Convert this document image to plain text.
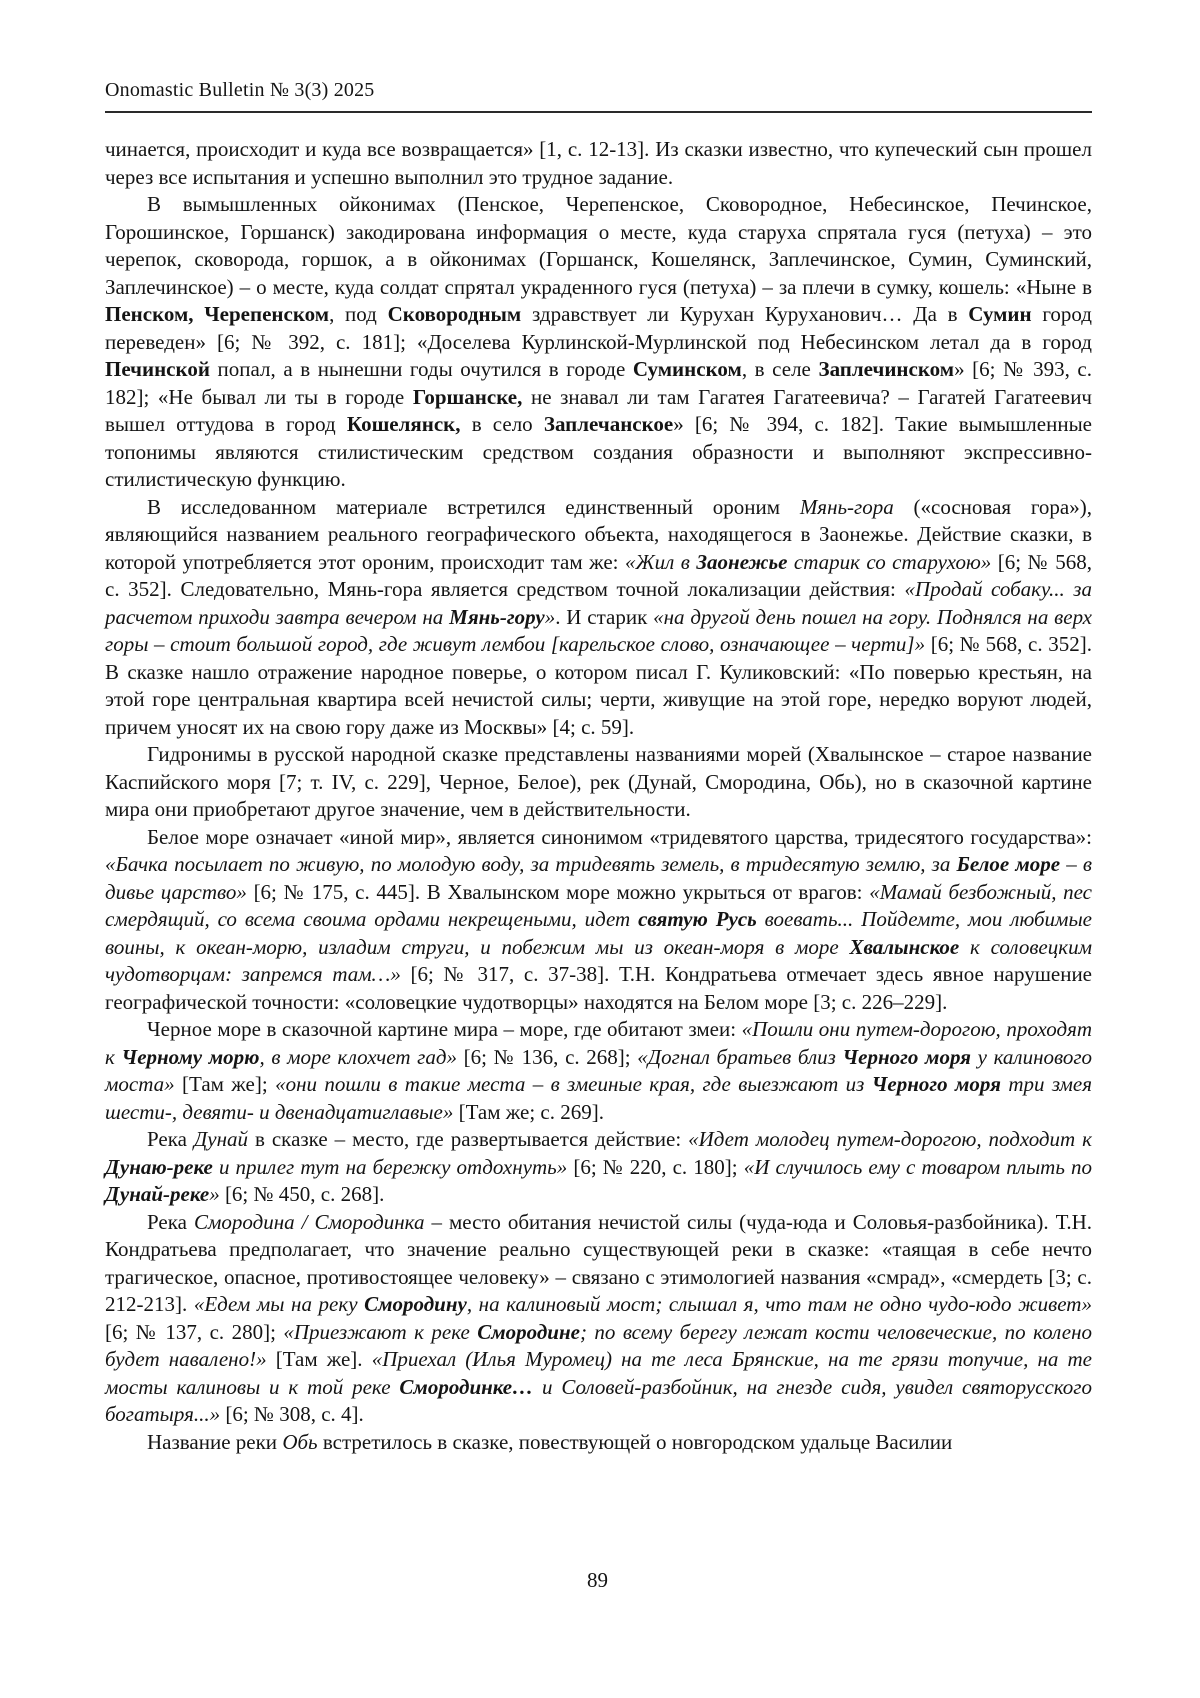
Onomastic Bulletin № 3(3) 2025

чинается, происходит и куда все возвращается» [1, с. 12-13]. Из сказки известно, что купеческий сын прошел через все испытания и успешно выполнил это трудное задание.

В вымышленных ойконимах (Пенское, Черепенское, Сковородное, Небесинское, Печинское, Горошинское, Горшанск) закодирована информация о месте, куда старуха спрятала гуся (петуха) – это черепок, сковорода, горшок, а в ойконимах (Горшанск, Кошелянск, Заплечинское, Сумин, Суминский, Заплечинское) – о месте, куда солдат спрятал украденного гуся (петуха) – за плечи в сумку, кошель: «Ныне в Пенском, Черепенском, под Сковородным здравствует ли Курухан Куруханович… Да в Сумин город переведен» [6; № 392, с. 181]; «Доселева Курлинской-Мурлинской под Небесинском летал да в город Печинской попал, а в нынешни годы очутился в городе Суминском, в селе Заплечинском» [6; № 393, с. 182]; «Не бывал ли ты в городе Горшанске, не знавал ли там Гагатея Гагатеевича? – Гагатей Гагатеевич вышел оттудова в город Кошелянск, в село Заплечанское» [6; № 394, с. 182]. Такие вымышленные топонимы являются стилистическим средством создания образности и выполняют экспрессивно-стилистическую функцию.

В исследованном материале встретился единственный ороним Мянь-гора («сосновая гора»), являющийся названием реального географического объекта, находящегося в Заонежье. Действие сказки, в которой употребляется этот ороним, происходит там же: «Жил в Заонежье старик со старухою» [6; № 568, с. 352]. Следовательно, Мянь-гора является средством точной локализации действия: «Продай собаку... за расчетом приходи завтра вечером на Мянь-гору». И старик «на другой день пошел на гору. Поднялся на верх горы – стоит большой город, где живут лембои [карельское слово, означающее – черти]» [6; № 568, с. 352]. В сказке нашло отражение народное поверье, о котором писал Г. Куликовский: «По поверью крестьян, на этой горе центральная квартира всей нечистой силы; черти, живущие на этой горе, нередко воруют людей, причем уносят их на свою гору даже из Москвы» [4; с. 59].

Гидронимы в русской народной сказке представлены названиями морей (Хвалынское – старое название Каспийского моря [7; т. IV, с. 229], Черное, Белое), рек (Дунай, Смородина, Обь), но в сказочной картине мира они приобретают другое значение, чем в действительности.

Белое море означает «иной мир», является синонимом «тридевятого царства, тридесятого государства»: «Бачка посылает по живую, по молодую воду, за тридевять земель, в тридесятую землю, за Белое море – в дивье царство» [6; № 175, с. 445]. В Хвалынском море можно укрыться от врагов: «Мамай безбожный, пес смердящий, со всема своима ордами некрещеными, идет святую Русь воевать... Пойдемте, мои любимые воины, к океан-морю, изладим струги, и побежим мы из океан-моря в море Хвалынское к соловецким чудотворцам: запремся там…» [6; № 317, с. 37-38]. Т.Н. Кондратьева отмечает здесь явное нарушение географической точности: «соловецкие чудотворцы» находятся на Белом море [3; с. 226–229].

Черное море в сказочной картине мира – море, где обитают змеи: «Пошли они путем-дорогою, проходят к Черному морю, в море клохчет гад» [6; № 136, с. 268]; «Догнал братьев близ Черного моря у калинового моста» [Там же]; «они пошли в такие места – в змеиные края, где выезжают из Черного моря три змея шести-, девяти- и двенадцатиглавые» [Там же; с. 269].

Река Дунай в сказке – место, где развертывается действие: «Идет молодец путем-дорогою, подходит к Дунаю-реке и прилег тут на бережку отдохнуть» [6; № 220, с. 180]; «И случилось ему с товаром плыть по Дунай-реке» [6; № 450, с. 268].

Река Смородина / Смородинка – место обитания нечистой силы (чуда-юда и Соловья-разбойника). Т.Н. Кондратьева предполагает, что значение реально существующей реки в сказке: «таящая в себе нечто трагическое, опасное, противостоящее человеку» – связано с этимологией названия «смрад», «смердеть [3; с. 212-213]. «Едем мы на реку Смородину, на калиновый мост; слышал я, что там не одно чудо-юдо живет» [6; № 137, с. 280]; «Приезжают к реке Смородине; по всему берегу лежат кости человеческие, по колено будет навалено!» [Там же]. «Приехал (Илья Муромец) на те леса Брянские, на те грязи топучие, на те мосты калиновы и к той реке Смородинке… и Соловей-разбойник, на гнезде сидя, увидел святорусского богатыря...» [6; № 308, с. 4].

Название реки Обь встретилось в сказке, повествующей о новгородском удальце Василии

89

□ □ □ □

▶ **What is expected**
Reproduce all entries exactly. Pictures do not belong in the copy.

▶ **Task answer**
Convert this document image to plain text.
Onomastic Bulletin № 3(3) 2025

чинается, происходит и куда все возвращается» [1, с. 12-13]. Из сказки известно, что купеческий сын прошел через все испытания и успешно выполнил это трудное задание.

В вымышленных ойконимах (Пенское, Черепенское, Сковородное, Небесинское, Печинское, Горошинское, Горшанск) закодирована информация о месте, куда старуха спрятала гуся (петуха) – это черепок, сковорода, горшок, а в ойконимах (Горшанск, Кошелянск, Заплечинское, Сумин, Суминский, Заплечинское) – о месте, куда солдат спрятал украденного гуся (петуха) – за плечи в сумку, кошель: «Ныне в Пенском, Черепенском, под Сковородным здравствует ли Курухан Куруханович… Да в Сумин город переведен» [6; № 392, с. 181]; «Доселева Курлинской-Мурлинской под Небесинском летал да в город Печинской попал, а в нынешни годы очутился в городе Суминском, в селе Заплечинском» [6; № 393, с. 182]; «Не бывал ли ты в городе Горшанске, не знавал ли там Гагатея Гагатеевича? – Гагатей Гагатеевич вышел оттудова в город Кошелянск, в село Заплечанское» [6; № 394, с. 182]. Такие вымышленные топонимы являются стилистическим средством создания образности и выполняют экспрессивно-стилистическую функцию.

В исследованном материале встретился единственный ороним Мянь-гора («сосновая гора»), являющийся названием реального географического объекта, находящегося в Заонежье. Действие сказки, в которой употребляется этот ороним, происходит там же: «Жил в Заонежье старик со старухою» [6; № 568, с. 352]. Следовательно, Мянь-гора является средством точной локализации действия: «Продай собаку... за расчетом приходи завтра вечером на Мянь-гору». И старик «на другой день пошел на гору. Поднялся на верх горы – стоит большой город, где живут лембои [карельское слово, означающее – черти]» [6; № 568, с. 352]. В сказке нашло отражение народное поверье, о котором писал Г. Куликовский: «По поверью крестьян, на этой горе центральная квартира всей нечистой силы; черти, живущие на этой горе, нередко воруют людей, причем уносят их на свою гору даже из Москвы» [4; с. 59].

Гидронимы в русской народной сказке представлены названиями морей (Хвалынское – старое название Каспийского моря [7; т. IV, с. 229], Черное, Белое), рек (Дунай, Смородина, Обь), но в сказочной картине мира они приобретают другое значение, чем в действительности.

Белое море означает «иной мир», является синонимом «тридевятого царства, тридесятого государства»: «Бачка посылает по живую, по молодую воду, за тридевять земель, в тридесятую землю, за Белое море – в дивье царство» [6; № 175, с. 445]. В Хвалынском море можно укрыться от врагов: «Мамай безбожный, пес смердящий, со всема своима ордами некрещеными, идет святую Русь воевать... Пойдемте, мои любимые воины, к океан-морю, изладим струги, и побежим мы из океан-моря в море Хвалынское к соловецким чудотворцам: запремся там…» [6; № 317, с. 37-38]. Т.Н. Кондратьева отмечает здесь явное нарушение географической точности: «соловецкие чудотворцы» находятся на Белом море [3; с. 226–229].

Черное море в сказочной картине мира – море, где обитают змеи: «Пошли они путем-дорогою, проходят к Черному морю, в море клохчет гад» [6; № 136, с. 268]; «Догнал братьев близ Черного моря у калинового моста» [Там же]; «они пошли в такие места – в змеиные края, где выезжают из Черного моря три змея шести-, девяти- и двенадцатиглавые» [Там же; с. 269].

Река Дунай в сказке – место, где развертывается действие: «Идет молодец путем-дорогою, подходит к Дунаю-реке и прилег тут на бережку отдохнуть» [6; № 220, с. 180]; «И случилось ему с товаром плыть по Дунай-реке» [6; № 450, с. 268].

Река Смородина / Смородинка – место обитания нечистой силы (чуда-юда и Соловья-разбойника). Т.Н. Кондратьева предполагает, что значение реально существующей реки в сказке: «таящая в себе нечто трагическое, опасное, противостоящее человеку» – связано с этимологией названия «смрад», «смердеть [3; с. 212-213]. «Едем мы на реку Смородину, на калиновый мост; слышал я, что там не одно чудо-юдо живет» [6; № 137, с. 280]; «Приезжают к реке Смородине; по всему берегу лежат кости человеческие, по колено будет навалено!» [Там же]. «Приехал (Илья Муромец) на те леса Брянские, на те грязи топучие, на те мосты калиновы и к той реке Смородинке… и Соловей-разбойник, на гнезде сидя, увидел святорусского богатыря...» [6; № 308, с. 4].

Название реки Обь встретилось в сказке, повествующей о новгородском удальце Василии

89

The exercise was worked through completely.